>> start Records for the exercise

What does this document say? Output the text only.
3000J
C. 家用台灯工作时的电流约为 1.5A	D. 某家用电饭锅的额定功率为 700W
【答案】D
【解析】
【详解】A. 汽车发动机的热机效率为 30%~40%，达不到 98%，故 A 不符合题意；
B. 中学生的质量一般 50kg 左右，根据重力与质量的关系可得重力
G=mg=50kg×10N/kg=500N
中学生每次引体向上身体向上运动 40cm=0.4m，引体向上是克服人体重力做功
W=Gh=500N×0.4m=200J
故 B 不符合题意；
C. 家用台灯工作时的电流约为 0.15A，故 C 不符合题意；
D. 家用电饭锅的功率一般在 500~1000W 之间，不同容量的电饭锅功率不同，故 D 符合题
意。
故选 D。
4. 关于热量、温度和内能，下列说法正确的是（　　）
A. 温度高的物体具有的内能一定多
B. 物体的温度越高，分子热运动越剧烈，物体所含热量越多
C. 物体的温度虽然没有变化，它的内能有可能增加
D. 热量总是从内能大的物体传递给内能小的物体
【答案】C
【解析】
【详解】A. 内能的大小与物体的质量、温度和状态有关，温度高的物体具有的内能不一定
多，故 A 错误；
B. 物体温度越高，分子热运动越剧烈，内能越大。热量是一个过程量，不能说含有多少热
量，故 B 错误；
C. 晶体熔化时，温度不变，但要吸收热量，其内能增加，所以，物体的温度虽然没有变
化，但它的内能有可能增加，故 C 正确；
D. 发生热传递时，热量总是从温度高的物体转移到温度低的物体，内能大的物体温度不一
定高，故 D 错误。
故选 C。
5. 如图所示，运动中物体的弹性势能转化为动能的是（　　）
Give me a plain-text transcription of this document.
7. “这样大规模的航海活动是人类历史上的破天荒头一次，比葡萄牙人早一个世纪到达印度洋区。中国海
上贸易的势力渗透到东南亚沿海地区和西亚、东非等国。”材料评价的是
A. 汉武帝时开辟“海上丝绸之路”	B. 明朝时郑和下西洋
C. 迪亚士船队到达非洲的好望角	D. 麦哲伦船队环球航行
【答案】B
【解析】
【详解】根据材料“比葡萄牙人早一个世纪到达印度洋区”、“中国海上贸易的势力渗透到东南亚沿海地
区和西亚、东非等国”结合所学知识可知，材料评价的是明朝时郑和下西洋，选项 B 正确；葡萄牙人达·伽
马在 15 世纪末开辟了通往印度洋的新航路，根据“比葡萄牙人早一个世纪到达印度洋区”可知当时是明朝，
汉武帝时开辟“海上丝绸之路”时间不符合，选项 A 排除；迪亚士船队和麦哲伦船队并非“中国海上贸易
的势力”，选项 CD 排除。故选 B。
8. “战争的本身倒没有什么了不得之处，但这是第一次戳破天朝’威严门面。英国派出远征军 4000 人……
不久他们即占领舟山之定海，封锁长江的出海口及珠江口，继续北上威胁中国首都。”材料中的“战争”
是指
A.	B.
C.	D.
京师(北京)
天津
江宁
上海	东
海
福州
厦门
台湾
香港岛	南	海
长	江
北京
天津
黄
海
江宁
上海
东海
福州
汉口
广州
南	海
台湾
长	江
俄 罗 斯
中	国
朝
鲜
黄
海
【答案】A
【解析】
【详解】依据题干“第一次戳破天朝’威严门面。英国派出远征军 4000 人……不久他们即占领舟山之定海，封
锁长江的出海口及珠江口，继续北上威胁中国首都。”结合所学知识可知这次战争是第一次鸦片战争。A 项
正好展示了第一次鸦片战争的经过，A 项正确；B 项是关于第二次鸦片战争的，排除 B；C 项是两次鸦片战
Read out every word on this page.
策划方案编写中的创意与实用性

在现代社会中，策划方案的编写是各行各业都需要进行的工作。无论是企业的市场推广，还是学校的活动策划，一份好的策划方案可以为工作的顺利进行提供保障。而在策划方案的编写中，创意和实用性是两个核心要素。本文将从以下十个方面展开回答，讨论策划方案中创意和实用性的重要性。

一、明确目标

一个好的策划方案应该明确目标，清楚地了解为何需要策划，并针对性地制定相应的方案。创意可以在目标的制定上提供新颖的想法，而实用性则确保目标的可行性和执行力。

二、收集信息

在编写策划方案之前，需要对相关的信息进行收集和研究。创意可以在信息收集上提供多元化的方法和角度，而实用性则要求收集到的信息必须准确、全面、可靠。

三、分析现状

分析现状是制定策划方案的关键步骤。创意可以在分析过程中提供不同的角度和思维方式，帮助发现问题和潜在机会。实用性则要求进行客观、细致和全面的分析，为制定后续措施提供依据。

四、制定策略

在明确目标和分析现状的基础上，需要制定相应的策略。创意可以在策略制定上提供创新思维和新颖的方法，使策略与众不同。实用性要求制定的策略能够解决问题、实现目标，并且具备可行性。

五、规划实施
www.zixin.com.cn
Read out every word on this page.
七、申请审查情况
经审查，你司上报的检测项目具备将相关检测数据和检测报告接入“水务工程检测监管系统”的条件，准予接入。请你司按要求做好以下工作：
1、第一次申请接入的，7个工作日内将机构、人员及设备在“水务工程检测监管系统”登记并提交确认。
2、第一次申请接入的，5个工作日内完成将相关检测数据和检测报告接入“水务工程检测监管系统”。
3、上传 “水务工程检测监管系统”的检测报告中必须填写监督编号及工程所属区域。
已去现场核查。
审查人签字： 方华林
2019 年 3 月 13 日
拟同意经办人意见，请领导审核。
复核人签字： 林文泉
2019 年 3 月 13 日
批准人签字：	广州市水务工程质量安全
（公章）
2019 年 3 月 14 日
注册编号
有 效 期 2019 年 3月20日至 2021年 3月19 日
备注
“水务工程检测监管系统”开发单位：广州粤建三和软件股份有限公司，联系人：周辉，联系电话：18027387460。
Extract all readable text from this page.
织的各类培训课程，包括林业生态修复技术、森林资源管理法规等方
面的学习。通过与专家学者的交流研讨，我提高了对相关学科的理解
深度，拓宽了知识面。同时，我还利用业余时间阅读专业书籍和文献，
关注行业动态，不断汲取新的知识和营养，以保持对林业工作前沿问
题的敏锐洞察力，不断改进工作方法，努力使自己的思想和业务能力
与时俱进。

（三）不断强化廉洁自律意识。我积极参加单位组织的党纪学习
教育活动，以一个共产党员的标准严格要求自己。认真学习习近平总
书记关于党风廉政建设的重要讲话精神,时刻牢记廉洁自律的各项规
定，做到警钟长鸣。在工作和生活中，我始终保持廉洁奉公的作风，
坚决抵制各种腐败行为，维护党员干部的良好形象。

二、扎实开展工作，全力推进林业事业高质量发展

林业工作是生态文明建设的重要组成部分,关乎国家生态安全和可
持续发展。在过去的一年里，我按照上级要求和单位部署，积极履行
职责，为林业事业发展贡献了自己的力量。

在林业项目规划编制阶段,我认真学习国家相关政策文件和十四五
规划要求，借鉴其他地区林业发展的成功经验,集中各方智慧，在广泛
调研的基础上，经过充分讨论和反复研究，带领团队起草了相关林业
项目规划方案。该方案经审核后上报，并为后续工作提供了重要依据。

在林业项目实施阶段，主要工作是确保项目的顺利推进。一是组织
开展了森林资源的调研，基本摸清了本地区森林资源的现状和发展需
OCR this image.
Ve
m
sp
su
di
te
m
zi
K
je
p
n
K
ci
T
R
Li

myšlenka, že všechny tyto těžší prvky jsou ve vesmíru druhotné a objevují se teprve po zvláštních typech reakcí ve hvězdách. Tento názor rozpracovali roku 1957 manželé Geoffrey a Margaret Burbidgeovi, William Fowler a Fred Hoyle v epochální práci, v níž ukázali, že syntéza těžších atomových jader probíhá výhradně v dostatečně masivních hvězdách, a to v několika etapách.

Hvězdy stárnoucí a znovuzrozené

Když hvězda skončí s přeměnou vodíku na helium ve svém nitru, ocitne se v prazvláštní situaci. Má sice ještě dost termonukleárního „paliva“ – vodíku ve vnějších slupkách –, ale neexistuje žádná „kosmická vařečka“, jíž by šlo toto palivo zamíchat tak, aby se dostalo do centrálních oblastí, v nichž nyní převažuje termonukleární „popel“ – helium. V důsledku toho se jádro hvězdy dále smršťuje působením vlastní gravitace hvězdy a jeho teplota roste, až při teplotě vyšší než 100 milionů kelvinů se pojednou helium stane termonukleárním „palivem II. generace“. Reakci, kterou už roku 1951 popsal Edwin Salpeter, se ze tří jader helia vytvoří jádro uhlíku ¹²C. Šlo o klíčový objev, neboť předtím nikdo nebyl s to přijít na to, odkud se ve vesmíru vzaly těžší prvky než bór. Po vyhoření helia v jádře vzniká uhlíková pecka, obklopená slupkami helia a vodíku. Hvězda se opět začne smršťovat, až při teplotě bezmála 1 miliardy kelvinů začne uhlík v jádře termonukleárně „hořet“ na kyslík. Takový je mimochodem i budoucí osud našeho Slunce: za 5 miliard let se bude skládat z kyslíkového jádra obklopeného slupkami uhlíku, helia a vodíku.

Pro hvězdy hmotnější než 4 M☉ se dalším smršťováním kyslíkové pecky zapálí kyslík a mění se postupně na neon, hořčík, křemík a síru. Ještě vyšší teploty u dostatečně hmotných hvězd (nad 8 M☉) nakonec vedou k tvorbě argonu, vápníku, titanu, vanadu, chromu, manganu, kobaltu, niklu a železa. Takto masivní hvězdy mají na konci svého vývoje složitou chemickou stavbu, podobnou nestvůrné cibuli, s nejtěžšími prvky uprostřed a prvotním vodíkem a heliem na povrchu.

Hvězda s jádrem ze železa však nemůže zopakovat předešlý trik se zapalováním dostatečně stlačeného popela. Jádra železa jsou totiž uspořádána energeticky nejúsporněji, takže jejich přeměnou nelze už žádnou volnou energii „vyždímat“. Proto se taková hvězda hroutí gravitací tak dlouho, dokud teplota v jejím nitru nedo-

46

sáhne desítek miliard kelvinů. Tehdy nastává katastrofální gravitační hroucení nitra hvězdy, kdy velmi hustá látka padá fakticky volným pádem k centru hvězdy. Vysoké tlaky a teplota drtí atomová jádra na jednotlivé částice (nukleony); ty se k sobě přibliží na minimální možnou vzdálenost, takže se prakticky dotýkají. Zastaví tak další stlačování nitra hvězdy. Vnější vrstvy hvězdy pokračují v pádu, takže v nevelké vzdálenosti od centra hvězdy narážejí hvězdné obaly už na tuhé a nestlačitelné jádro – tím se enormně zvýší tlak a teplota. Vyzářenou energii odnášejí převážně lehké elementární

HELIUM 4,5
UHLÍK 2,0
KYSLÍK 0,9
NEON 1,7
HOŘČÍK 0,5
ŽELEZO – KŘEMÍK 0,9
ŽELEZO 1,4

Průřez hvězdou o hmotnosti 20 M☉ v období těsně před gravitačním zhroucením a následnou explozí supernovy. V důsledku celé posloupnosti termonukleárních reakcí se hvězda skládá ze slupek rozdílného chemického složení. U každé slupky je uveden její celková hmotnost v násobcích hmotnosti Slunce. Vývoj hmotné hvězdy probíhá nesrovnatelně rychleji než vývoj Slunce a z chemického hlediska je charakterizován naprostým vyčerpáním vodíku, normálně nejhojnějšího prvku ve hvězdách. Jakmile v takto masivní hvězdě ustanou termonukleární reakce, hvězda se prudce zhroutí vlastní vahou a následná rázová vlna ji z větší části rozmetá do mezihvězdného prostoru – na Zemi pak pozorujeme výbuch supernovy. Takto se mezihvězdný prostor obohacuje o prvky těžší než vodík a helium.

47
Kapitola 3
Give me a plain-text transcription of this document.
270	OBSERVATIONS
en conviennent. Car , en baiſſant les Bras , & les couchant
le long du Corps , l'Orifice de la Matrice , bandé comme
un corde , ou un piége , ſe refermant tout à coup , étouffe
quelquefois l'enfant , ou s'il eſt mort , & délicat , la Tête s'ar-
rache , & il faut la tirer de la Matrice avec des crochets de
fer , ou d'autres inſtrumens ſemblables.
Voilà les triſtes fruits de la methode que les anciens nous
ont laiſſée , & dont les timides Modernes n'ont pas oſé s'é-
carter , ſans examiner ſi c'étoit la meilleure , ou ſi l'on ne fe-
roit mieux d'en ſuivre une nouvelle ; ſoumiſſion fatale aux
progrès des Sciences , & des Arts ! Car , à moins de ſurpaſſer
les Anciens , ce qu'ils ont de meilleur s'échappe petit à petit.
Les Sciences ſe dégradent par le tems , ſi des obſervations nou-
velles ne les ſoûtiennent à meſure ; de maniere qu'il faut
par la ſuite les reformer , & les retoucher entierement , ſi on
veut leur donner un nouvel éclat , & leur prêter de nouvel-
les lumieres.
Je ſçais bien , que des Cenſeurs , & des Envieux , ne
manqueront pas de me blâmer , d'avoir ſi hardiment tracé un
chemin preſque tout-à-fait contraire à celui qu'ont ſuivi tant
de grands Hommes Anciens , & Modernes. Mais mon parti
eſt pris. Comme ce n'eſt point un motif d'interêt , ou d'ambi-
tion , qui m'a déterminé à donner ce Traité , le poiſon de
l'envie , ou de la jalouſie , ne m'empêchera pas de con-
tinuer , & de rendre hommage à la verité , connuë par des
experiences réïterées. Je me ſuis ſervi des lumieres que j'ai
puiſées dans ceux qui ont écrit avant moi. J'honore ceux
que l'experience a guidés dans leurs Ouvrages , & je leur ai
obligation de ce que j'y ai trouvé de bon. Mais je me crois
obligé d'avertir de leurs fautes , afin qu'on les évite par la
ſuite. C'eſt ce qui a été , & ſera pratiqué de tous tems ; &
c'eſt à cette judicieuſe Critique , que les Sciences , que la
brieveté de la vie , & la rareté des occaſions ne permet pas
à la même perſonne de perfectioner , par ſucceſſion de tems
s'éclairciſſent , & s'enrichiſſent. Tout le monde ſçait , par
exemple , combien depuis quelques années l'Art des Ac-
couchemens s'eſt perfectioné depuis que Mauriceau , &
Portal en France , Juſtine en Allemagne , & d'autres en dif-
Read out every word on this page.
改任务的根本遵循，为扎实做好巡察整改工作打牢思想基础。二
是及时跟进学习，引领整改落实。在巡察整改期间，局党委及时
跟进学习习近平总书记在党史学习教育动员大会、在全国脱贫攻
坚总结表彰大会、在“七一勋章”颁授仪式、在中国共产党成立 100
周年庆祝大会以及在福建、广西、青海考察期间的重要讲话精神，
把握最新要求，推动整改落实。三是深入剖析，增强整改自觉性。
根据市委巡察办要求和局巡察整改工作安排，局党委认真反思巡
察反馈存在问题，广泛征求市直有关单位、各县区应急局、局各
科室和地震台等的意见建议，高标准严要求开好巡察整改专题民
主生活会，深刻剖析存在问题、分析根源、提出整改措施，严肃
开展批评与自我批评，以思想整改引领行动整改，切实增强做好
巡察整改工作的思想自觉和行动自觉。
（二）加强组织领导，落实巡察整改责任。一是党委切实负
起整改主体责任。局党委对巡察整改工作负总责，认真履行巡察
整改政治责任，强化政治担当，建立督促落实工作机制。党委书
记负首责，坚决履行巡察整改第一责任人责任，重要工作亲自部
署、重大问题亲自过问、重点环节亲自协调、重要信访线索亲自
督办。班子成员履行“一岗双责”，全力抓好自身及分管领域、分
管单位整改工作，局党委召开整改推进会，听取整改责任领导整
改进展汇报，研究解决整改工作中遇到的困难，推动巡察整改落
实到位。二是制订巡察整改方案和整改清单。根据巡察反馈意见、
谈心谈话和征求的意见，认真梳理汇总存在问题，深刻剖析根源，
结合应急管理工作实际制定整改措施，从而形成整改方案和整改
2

>> end Records for the exercise

Copy each line above that contains the word "汉武帝时开辟".

§ Final result:
A. 汉武帝时开辟“海上丝绸之路”	B. 明朝时郑和下西洋
汉武帝时开辟“海上丝绸之路”时间不符合，选项 A 排除；迪亚士船队和麦哲伦船队并非“中国海上贸易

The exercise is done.